Что требуется »
Продолжите текст о философе В. П. Визгине и его книге, начав сразу после последнего предложения.

Моим первым учителям, сестре и брату, посвящаю эту книгу
Отвлеченностями люди не живут.
Флоренский
РОССИЙСКАЯ АКАДЕМИЯ НАУК
ИНСТИТУТ ФИЛОСОФИИ
Виктор Павлович Визгин, известный российский философ, историк философии, науки и культуры, переводчик Фуко и Марселя, доктор философских наук, главный научный сотрудник Института философии РАН.
Родился в 1940 г., окончил химический факультет МГУ, работал преподавателем философии, с 1971 г. научный сотрудник Института истории естествознания и техники РАН, с 1988 г. работает в Институте философии. Широко известны его исследования квалитативизма Аристотеля, идеи множественности миров, эпистемологии Башляра, взаимоотношения герметизма и научной революции, а также работы, посвященные анализу творчества Фуко и Марселя, включая переводы книг этих философов.
В последние годы занимается исследованиями русской философии, в частности, ее соотношением с французской мыслью. В фокусе его внимания экзистенциальное философствование персоналистическо-художественного типа. Автор книг: Генезис и структура квалитативизма Аристотеля. М. 1982 (2016); Идея множественности миров: очерки истории. М. 1988 (2007); Божьекоровские рассказы. М. 1993; Эпистемология Гастона Башляра и история науки. М. 1996; На пути к Другому: от школы подозрения к философии доверия. М. 2004; Философия Габриэля Марселя: темы и вариации. СПб. 2008; Очерки истории французской мысли. М. 2013; Философия науки Гастона Башляра. М.-СПб. 2013; Очерки истории французской мысли. М., 2013; Пришвин и философия. М.-СПб. 2016.
Фонд «Развития фундаментальных лингвистических исследований»
Издание осуществлено при финансовой поддержке Федерального агентства по печати и массовым коммуникациям в рамках Федеральной целевой программы «Культура России (2012–2018 годы)»

Исходные данные »
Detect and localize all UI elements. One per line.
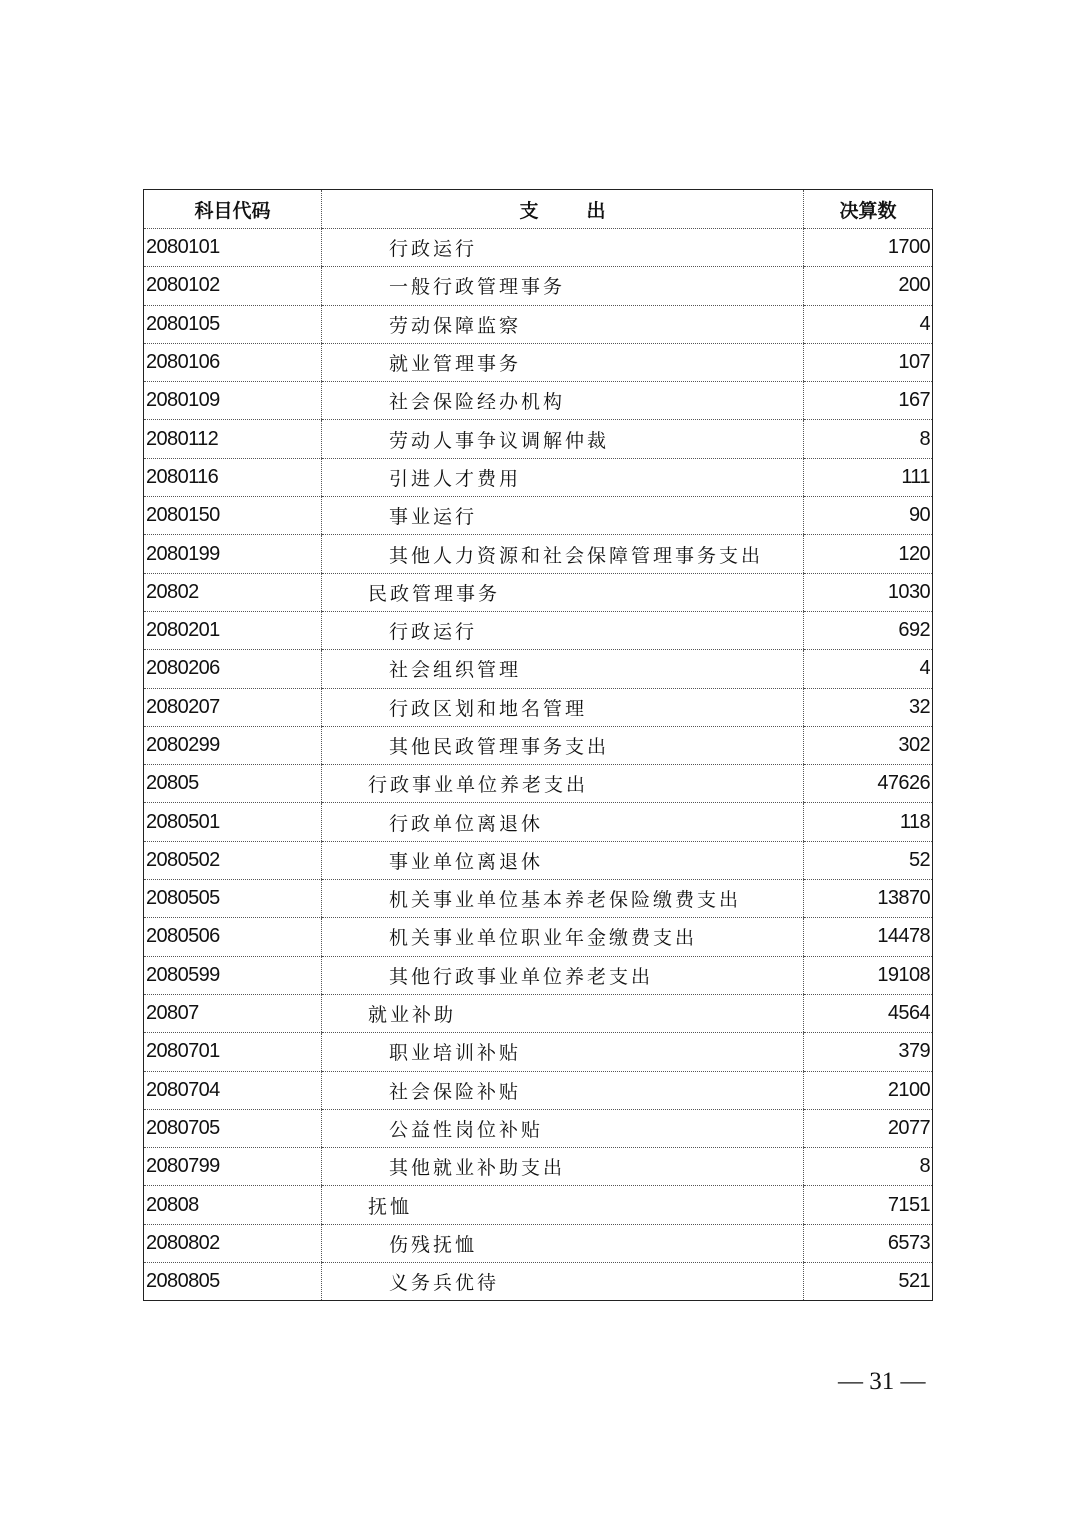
table-row xyxy=(144,650,933,688)
row-code: 2080705 xyxy=(144,1109,322,1147)
row-amount: 4564 xyxy=(804,994,933,1032)
row-item-name: 民政管理事务 xyxy=(322,573,804,611)
table-row xyxy=(144,573,933,611)
header-amount: 决算数 xyxy=(804,190,933,229)
row-amount: 14478 xyxy=(804,918,933,956)
header-code: 科目代码 xyxy=(144,190,322,229)
row-item-name: 行政单位离退休 xyxy=(322,803,804,841)
row-code: 2080112 xyxy=(144,420,322,458)
row-code: 2080206 xyxy=(144,650,322,688)
row-item-name: 一般行政管理事务 xyxy=(322,267,804,305)
table-row xyxy=(144,1263,933,1301)
row-code: 2080102 xyxy=(144,267,322,305)
row-item-name: 社会保险经办机构 xyxy=(322,382,804,420)
table-row xyxy=(144,497,933,535)
row-amount: 13870 xyxy=(804,880,933,918)
row-amount: 7151 xyxy=(804,1186,933,1224)
table-row xyxy=(144,918,933,956)
table-row xyxy=(144,765,933,803)
table-row xyxy=(144,1224,933,1262)
row-amount: 8 xyxy=(804,1148,933,1186)
row-amount: 107 xyxy=(804,343,933,381)
table-row xyxy=(144,994,933,1032)
row-code: 2080299 xyxy=(144,726,322,764)
row-item-name: 行政运行 xyxy=(322,229,804,267)
row-item-name: 事业单位离退休 xyxy=(322,841,804,879)
table-row xyxy=(144,267,933,305)
row-amount: 4 xyxy=(804,305,933,343)
row-item-name: 伤残抚恤 xyxy=(322,1224,804,1262)
row-code: 2080599 xyxy=(144,956,322,994)
row-code: 2080805 xyxy=(146,1270,220,1293)
row-item-name: 公益性岗位补贴 xyxy=(322,1109,804,1147)
row-amount: 521 xyxy=(804,1263,933,1301)
row-amount: 379 xyxy=(804,1033,933,1071)
table-row xyxy=(144,1186,933,1224)
row-amount: 111 xyxy=(804,458,933,496)
row-amount: 8 xyxy=(804,420,933,458)
row-amount: 2077 xyxy=(804,1109,933,1147)
row-amount: 302 xyxy=(804,726,933,764)
row-amount: 120 xyxy=(804,535,933,573)
row-item-name: 劳动保障监察 xyxy=(322,305,804,343)
row-item-name: 行政事业单位养老支出 xyxy=(322,765,804,803)
row-item-name: 其他行政事业单位养老支出 xyxy=(322,956,804,994)
table-row xyxy=(144,803,933,841)
table-row xyxy=(144,458,933,496)
table-header-row xyxy=(144,190,933,229)
row-code: 2080506 xyxy=(144,918,322,956)
row-code: 20807 xyxy=(144,994,322,1032)
row-code: 2080207 xyxy=(144,688,322,726)
row-amount: 692 xyxy=(804,611,933,649)
row-code: 20808 xyxy=(144,1186,322,1224)
row-item-name: 抚恤 xyxy=(322,1186,804,1224)
table-row xyxy=(144,305,933,343)
row-item-name: 义务兵优待 xyxy=(322,1263,804,1301)
table-row xyxy=(144,420,933,458)
row-item-name: 行政区划和地名管理 xyxy=(322,688,804,726)
table-row xyxy=(144,726,933,764)
row-code: 2080799 xyxy=(144,1148,322,1186)
row-item-name: 职业培训补贴 xyxy=(322,1033,804,1071)
row-code: 2080116 xyxy=(144,458,322,496)
row-amount: 2100 xyxy=(804,1071,933,1109)
row-code: 2080109 xyxy=(144,382,322,420)
row-amount: 1700 xyxy=(804,229,933,267)
row-item-name: 其他就业补助支出 xyxy=(322,1148,804,1186)
header-expenditure-label: 支出 xyxy=(519,199,654,222)
table-body xyxy=(144,229,933,1301)
table-row xyxy=(144,688,933,726)
row-item-name: 机关事业单位基本养老保险缴费支出 xyxy=(322,880,804,918)
row-code: 2080106 xyxy=(144,343,322,381)
row-code: 2080101 xyxy=(144,229,322,267)
row-item-name: 就业补助 xyxy=(322,994,804,1032)
row-amount: 90 xyxy=(804,497,933,535)
row-code: 2080201 xyxy=(144,611,322,649)
row-item-name: 劳动人事争议调解仲裁 xyxy=(322,420,804,458)
row-code: 2080701 xyxy=(144,1033,322,1071)
table-row xyxy=(144,382,933,420)
row-item-name: 社会组织管理 xyxy=(322,650,804,688)
row-amount: 52 xyxy=(804,841,933,879)
row-item-name: 其他人力资源和社会保障管理事务支出 xyxy=(322,535,804,573)
table-row xyxy=(144,1109,933,1147)
row-code: 20802 xyxy=(144,573,322,611)
row-code: 2080704 xyxy=(144,1071,322,1109)
row-amount: 118 xyxy=(804,803,933,841)
table-row xyxy=(144,343,933,381)
table-row xyxy=(144,1033,933,1071)
row-code: 20805 xyxy=(144,765,322,803)
row-item-name: 就业管理事务 xyxy=(322,343,804,381)
table-row xyxy=(144,1071,933,1109)
row-code: 2080802 xyxy=(144,1224,322,1262)
row-item-name: 行政运行 xyxy=(322,611,804,649)
row-amount: 6573 xyxy=(804,1224,933,1262)
table-row xyxy=(144,880,933,918)
table-row xyxy=(144,535,933,573)
row-amount: 200 xyxy=(804,267,933,305)
row-amount: 47626 xyxy=(804,765,933,803)
row-amount: 4 xyxy=(804,650,933,688)
table-row xyxy=(144,956,933,994)
table-row xyxy=(144,229,933,267)
row-code: 2080199 xyxy=(144,535,322,573)
table-row xyxy=(144,1148,933,1186)
row-code: 2080502 xyxy=(144,841,322,879)
row-amount: 167 xyxy=(804,382,933,420)
row-amount: 19108 xyxy=(804,956,933,994)
row-code: 2080105 xyxy=(144,305,322,343)
row-item-name: 机关事业单位职业年金缴费支出 xyxy=(322,918,804,956)
row-item-name: 社会保险补贴 xyxy=(322,1071,804,1109)
row-code: 2080150 xyxy=(144,497,322,535)
row-item-name: 其他民政管理事务支出 xyxy=(322,726,804,764)
row-amount: 1030 xyxy=(804,573,933,611)
expenditure-table xyxy=(143,189,933,1301)
row-item-name: 事业运行 xyxy=(322,497,804,535)
header-expenditure xyxy=(322,190,804,229)
row-item-name: 引进人才费用 xyxy=(322,458,804,496)
row-code: 2080505 xyxy=(144,880,322,918)
table-row xyxy=(144,841,933,879)
row-amount: 32 xyxy=(804,688,933,726)
row-code: 2080501 xyxy=(144,803,322,841)
page-number: — 31 — xyxy=(838,1368,926,1395)
table-row xyxy=(144,611,933,649)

Результат выполнения »
В книгу, которая предлагается читателю, помимо трех ранее не публиковавшихся работ, вошли те статьи и выступления, которые публиковались в сборниках и научных журналах, но не были включены в книги[1]. Особенное внимание в них уделено таким жанрам, как дневники и письма, а в целом – лицам, возможно, больше, чем сюжетам. Может показаться, что автор более увлечен литературой, чем философией. На самом деле я считаю, что нет идущей навстречу душе человека философии без выразительного, меткого слова, которым высказываются мысли и излагаются их сюжеты.
В первой части собраны исследования по различным персоналиям и аспектам философской мысли в России золотого и Серебряного века. Значительное место в ней уделено соотношению платонизма и экзистенциальной философии. Философские взгляды Флоренского и Дурылина анализируются как формы укорененного в русской культурной традиции христианского платонизма, а богословско-философская мысль Флоровского рассматривается на фоне экзистенциальной философии. Такому яркому ее представителю, как Лев Шестов, посвящены два исследования. Значение русской религиозно-философской мысли для возникновения европейского экзистенциализма демонстрируется в работе о преемственности и резонансе идей в последовательности Достоевский – Вяч. Иванов – Марсель.
Вторая часть книги посвящена философам, ученым и писателям советского и постсоветского периодов вместе с сюжетами их мысли. Открывает их ряд А. Ф. Лосев, перебрасывающий «мост» между русской мыслью Серебряного века и философией советского периода. Некоторым из перечисленных философов и писателей посвящены личные воспоминания. Завершает эту часть книги собрание тематически подобранных и ранее не публиковавшихся записей. Очерк сегодняшней русской философии подводит итог всей книге.
Единственным внутренним стержнем, соединяющим все очерченные в книге фигуры и темы, является увлеченность автора как читателя всеми ими, а порой дружба с некоторыми из них и при этом всегда продуктивный импульс, полученный от них. Характерно, что выбор персоналий и сюжетов каждый раз определялся схождением внешнего повода написать о них с внутренним резонансом с ними. Автор убежден в актуальности художественно ориентированной и экзистенциально углубленной философской мысли. Все составившие книгу публиковавшиеся ранее разделы заново отредактированы.
Хочу выразить свою признательность моим друзьям, историкам русской мысли. Благодарю за поддержку также коллег по Институту истории естествознания и техники, Институту философии РАН и сотрудников Библиотеки истории русской философии и культуры «Дом А. Ф. Лосева», в которой действует семинар «Русская философия», способствовавший созданию этой книги.
Разобщение поэта и мыслителя – только видимость, и оно в ущерб обоим.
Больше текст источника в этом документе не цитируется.